▶ [What is needed]
Using the listing below, count the lines in which "text" appears; give the count alone.

▶ [Exercise data]

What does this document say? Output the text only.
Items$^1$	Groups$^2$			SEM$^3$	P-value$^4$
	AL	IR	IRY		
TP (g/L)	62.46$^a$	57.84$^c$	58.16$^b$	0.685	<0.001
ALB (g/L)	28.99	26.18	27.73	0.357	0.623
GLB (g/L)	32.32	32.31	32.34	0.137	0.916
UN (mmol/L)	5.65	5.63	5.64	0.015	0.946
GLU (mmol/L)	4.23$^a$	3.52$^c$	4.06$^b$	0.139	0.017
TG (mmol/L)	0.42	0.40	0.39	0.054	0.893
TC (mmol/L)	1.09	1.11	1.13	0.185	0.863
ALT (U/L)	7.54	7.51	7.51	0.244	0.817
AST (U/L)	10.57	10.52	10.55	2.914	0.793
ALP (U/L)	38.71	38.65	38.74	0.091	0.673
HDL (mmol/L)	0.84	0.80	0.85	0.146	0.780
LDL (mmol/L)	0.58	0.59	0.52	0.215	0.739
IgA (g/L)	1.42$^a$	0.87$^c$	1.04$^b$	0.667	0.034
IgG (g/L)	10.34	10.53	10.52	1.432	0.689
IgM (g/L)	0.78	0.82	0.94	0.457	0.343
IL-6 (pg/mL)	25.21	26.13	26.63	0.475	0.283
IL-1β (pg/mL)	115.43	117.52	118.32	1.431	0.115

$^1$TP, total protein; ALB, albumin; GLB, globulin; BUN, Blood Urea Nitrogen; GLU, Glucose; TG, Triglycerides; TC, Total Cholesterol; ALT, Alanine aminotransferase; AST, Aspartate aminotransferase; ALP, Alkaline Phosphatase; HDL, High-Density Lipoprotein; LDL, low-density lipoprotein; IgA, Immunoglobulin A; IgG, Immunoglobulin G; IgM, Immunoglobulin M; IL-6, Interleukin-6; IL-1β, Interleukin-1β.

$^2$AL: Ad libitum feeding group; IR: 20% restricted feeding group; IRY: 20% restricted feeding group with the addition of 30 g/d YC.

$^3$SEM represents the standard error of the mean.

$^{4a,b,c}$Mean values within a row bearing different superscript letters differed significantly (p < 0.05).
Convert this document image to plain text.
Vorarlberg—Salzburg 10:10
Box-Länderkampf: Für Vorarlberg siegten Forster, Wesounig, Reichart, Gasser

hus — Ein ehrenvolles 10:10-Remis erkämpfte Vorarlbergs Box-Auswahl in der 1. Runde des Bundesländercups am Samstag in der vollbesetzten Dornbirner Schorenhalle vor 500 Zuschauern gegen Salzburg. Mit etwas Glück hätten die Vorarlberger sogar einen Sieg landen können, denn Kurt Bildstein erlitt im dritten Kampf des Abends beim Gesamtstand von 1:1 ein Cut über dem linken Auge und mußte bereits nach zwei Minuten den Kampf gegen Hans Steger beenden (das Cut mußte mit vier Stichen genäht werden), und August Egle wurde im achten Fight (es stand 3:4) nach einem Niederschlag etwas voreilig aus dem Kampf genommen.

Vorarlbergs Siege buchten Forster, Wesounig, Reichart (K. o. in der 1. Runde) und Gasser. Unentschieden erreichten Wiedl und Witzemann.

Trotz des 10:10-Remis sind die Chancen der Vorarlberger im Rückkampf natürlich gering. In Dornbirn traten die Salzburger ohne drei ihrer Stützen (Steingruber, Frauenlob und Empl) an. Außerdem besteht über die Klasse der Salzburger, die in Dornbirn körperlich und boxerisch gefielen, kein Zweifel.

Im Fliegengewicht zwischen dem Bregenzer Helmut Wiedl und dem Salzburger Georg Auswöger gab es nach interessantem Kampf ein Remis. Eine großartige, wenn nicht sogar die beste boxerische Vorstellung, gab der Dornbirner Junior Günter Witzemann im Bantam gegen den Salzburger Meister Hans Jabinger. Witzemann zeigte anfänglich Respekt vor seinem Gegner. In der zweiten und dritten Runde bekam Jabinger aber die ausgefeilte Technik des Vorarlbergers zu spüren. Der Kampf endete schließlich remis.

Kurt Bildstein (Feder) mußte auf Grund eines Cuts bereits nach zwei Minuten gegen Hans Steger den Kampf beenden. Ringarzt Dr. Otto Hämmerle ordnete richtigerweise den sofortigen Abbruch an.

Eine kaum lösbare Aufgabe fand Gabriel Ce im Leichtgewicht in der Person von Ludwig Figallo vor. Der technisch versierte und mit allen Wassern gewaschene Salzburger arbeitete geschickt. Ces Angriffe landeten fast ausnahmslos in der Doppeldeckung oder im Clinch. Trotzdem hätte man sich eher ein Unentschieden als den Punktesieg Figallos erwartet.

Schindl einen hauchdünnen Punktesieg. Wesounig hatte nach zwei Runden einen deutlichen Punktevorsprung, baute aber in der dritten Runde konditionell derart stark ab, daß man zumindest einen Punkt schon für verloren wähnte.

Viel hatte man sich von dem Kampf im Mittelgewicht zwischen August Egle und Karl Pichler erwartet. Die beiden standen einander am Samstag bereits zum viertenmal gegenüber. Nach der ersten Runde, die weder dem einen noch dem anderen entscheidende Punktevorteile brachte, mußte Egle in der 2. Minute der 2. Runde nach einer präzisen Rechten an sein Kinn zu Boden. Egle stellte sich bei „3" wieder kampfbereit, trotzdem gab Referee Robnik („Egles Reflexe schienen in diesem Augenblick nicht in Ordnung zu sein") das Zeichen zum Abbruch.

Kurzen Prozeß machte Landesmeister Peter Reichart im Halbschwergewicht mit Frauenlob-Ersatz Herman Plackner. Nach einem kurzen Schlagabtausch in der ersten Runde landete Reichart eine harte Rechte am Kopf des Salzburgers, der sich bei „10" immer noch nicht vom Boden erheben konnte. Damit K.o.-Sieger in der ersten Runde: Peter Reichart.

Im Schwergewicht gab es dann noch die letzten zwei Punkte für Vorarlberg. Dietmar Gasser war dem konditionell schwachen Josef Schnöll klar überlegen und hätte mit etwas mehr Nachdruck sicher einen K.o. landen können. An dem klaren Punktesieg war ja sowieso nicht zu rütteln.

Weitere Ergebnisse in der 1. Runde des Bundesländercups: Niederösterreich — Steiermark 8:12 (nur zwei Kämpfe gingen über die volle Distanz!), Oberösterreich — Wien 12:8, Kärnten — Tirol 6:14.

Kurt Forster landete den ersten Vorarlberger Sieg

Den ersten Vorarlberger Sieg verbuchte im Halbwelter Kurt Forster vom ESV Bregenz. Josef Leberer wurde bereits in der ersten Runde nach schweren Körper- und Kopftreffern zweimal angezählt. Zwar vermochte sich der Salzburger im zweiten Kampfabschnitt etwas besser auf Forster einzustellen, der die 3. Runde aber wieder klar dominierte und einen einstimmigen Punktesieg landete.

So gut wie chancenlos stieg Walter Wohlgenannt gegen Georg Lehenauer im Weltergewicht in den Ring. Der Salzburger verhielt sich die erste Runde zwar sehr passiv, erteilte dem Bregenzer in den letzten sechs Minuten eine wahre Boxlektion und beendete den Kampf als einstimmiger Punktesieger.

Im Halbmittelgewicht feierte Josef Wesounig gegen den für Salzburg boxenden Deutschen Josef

▶ [Result for this exercise]
2